▸ **DO THIS**
Give the material again in full, matching it exactly.

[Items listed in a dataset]
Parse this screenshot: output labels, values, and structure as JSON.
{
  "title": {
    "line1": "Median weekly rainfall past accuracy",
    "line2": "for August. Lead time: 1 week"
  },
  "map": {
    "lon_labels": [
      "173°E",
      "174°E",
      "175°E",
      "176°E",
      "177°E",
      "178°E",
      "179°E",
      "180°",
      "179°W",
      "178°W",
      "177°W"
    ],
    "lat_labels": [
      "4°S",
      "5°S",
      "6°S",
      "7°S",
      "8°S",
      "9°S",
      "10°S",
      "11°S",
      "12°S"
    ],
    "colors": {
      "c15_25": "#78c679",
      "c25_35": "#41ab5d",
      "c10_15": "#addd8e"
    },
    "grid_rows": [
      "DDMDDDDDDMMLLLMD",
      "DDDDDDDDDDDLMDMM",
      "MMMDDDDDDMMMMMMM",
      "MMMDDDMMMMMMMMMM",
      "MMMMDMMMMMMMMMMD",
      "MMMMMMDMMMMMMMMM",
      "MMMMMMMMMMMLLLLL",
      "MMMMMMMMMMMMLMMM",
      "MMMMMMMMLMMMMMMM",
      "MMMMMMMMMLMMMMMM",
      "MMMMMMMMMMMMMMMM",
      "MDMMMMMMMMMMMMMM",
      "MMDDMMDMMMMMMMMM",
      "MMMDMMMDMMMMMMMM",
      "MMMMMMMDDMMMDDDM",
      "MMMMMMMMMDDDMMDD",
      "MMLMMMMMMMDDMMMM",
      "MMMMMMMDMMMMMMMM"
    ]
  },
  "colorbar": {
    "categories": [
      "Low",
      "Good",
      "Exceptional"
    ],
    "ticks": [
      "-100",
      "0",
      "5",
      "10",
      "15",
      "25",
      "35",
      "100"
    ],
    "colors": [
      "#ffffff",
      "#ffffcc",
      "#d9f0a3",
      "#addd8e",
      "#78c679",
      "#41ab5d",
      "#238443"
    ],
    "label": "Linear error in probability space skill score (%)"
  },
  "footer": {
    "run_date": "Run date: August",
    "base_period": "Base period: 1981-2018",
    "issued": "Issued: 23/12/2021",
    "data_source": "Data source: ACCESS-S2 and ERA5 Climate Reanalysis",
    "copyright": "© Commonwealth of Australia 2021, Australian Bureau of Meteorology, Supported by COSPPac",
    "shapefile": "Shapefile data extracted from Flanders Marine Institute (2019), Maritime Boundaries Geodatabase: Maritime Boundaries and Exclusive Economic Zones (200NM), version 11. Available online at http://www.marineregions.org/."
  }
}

▸ **RESULT OF THIS EXERCISE**
Parse this screenshot: output labels, values, and structure as JSON.
{
  "title": {
    "line1": "Median weekly rainfall past accuracy",
    "line2": "for August. Lead time: 1 week"
  },
  "map": {
    "lon_labels": [
      "173°E",
      "174°E",
      "175°E",
      "176°E",
      "177°E",
      "178°E",
      "179°E",
      "180°",
      "179°W",
      "178°W",
      "177°W"
    ],
    "lat_labels": [
      "4°S",
      "5°S",
      "6°S",
      "7°S",
      "8°S",
      "9°S",
      "10°S",
      "11°S",
      "12°S"
    ],
    "colors": {
      "c15_25": "#78c679",
      "c25_35": "#41ab5d",
      "c10_15": "#addd8e"
    },
    "grid_rows": [
      "DDMDDDDDDMMLLLMD",
      "DDDDDDDDDDDLMDMM",
      "MMMDDDDDDMMMMMMM",
      "MMMDDDMMMMMMMMMM",
      "MMMMDMMMMMMMMMMD",
      "MMMMMMDMMMMMMMMM",
      "MMMMMMMMMMMLLLLL",
      "MMMMMMMMMMMMLMMM",
      "MMMMMMMMLMMMMMMM",
      "MMMMMMMMMLMMMMMM",
      "MMMMMMMMMMMMMMMM",
      "MDMMMMMMMMMMMMMM",
      "MMDDMMDMMMMMMMMM",
      "MMMDMMMDMMMMMMMM",
      "MMMMMMMDDMMMDDDM",
      "MMMMMMMMMDDDMMDD",
      "MMLMMMMMMMDDMMMM",
      "MMMMMMMDMMMMMMMM"
    ]
  },
  "colorbar": {
    "categories": [
      "Low",
      "Good",
      "Exceptional"
    ],
    "ticks": [
      "-100",
      "0",
      "5",
      "10",
      "15",
      "25",
      "35",
      "100"
    ],
    "colors": [
      "#ffffff",
      "#ffffcc",
      "#d9f0a3",
      "#addd8e",
      "#78c679",
      "#41ab5d",
      "#238443"
    ],
    "label": "Linear error in probability space skill score (%)"
  },
  "footer": {
    "run_date": "Run date: August",
    "base_period": "Base period: 1981-2018",
    "issued": "Issued: 23/12/2021",
    "data_source": "Data source: ACCESS-S2 and ERA5 Climate Reanalysis",
    "copyright": "© Commonwealth of Australia 2021, Australian Bureau of Meteorology, Supported by COSPPac",
    "shapefile": "Shapefile data extracted from Flanders Marine Institute (2019), Maritime Boundaries Geodatabase: Maritime Boundaries and Exclusive Economic Zones (200NM), version 11. Available online at http://www.marineregions.org/."
  }
}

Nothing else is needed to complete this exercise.